* Start Data supplied *

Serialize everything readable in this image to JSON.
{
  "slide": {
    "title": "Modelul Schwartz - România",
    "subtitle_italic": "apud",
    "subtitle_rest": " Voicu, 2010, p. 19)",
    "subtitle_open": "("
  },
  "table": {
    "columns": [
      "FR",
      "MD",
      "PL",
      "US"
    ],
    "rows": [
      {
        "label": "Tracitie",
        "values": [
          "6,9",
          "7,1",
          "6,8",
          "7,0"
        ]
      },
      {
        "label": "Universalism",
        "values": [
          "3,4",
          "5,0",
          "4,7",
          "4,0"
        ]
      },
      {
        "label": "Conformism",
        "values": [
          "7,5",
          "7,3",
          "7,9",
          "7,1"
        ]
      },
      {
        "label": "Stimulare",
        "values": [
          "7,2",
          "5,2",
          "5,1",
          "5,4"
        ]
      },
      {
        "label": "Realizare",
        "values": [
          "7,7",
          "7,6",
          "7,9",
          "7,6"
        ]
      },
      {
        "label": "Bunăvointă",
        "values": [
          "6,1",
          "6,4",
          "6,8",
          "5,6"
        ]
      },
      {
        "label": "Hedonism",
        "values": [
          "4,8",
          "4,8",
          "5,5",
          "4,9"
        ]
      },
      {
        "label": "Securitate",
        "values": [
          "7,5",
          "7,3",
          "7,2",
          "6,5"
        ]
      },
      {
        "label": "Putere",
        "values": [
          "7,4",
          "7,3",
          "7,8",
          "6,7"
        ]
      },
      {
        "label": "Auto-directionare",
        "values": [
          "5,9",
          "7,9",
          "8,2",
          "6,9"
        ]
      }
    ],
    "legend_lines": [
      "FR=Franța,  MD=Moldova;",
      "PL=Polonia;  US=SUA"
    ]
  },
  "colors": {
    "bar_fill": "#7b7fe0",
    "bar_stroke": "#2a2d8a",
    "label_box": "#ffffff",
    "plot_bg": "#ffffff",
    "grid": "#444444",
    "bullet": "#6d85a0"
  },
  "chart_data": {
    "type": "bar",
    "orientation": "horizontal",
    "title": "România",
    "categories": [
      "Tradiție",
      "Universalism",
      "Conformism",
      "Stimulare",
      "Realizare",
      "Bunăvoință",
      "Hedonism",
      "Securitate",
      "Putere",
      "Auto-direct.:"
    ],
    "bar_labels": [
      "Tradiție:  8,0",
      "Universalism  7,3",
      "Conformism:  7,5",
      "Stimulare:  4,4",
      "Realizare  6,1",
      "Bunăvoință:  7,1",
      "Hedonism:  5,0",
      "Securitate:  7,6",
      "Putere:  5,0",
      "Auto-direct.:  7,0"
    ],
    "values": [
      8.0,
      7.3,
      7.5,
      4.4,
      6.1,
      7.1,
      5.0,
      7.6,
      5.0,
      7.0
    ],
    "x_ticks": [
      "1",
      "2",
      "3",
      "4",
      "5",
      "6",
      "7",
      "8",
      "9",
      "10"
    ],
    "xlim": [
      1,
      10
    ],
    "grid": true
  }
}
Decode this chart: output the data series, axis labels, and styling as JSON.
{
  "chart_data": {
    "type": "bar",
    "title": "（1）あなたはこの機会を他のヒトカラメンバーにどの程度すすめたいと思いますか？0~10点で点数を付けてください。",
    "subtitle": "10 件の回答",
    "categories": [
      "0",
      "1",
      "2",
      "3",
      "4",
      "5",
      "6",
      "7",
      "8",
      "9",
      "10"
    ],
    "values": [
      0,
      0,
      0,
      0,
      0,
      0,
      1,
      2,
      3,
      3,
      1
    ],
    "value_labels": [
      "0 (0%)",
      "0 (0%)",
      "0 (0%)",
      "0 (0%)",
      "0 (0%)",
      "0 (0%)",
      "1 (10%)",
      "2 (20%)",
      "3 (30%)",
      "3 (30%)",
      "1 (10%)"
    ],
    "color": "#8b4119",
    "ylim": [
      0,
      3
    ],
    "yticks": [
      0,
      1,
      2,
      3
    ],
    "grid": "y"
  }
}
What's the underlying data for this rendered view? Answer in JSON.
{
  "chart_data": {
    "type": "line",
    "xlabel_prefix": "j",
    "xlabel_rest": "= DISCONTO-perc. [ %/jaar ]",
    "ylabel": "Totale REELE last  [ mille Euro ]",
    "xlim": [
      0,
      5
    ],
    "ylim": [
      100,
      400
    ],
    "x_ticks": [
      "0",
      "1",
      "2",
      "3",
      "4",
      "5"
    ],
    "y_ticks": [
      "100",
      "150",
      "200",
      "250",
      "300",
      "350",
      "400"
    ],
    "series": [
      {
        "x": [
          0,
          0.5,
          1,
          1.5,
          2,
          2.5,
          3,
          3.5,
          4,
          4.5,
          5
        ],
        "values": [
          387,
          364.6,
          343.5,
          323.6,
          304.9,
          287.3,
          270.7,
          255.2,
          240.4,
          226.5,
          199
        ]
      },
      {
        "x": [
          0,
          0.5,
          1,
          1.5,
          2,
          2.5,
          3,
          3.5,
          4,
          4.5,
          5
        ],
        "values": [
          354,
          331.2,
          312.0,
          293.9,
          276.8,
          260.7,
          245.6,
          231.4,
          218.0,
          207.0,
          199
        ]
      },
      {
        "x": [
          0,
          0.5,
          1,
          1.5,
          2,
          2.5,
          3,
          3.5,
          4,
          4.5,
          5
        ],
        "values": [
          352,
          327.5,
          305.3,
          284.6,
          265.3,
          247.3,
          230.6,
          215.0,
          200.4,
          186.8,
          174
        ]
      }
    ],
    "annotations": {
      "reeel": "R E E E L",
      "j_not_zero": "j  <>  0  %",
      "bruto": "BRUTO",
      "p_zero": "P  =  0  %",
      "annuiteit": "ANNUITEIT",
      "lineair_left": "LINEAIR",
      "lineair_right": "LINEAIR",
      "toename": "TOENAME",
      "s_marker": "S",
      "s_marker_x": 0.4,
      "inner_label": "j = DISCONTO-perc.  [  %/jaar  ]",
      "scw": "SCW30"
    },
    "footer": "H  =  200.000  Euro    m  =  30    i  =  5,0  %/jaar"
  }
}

* End Data supplied *

> **Job**
Count every line of the records that holds the string "Hedonism". Write only the total.

> **Answer**
3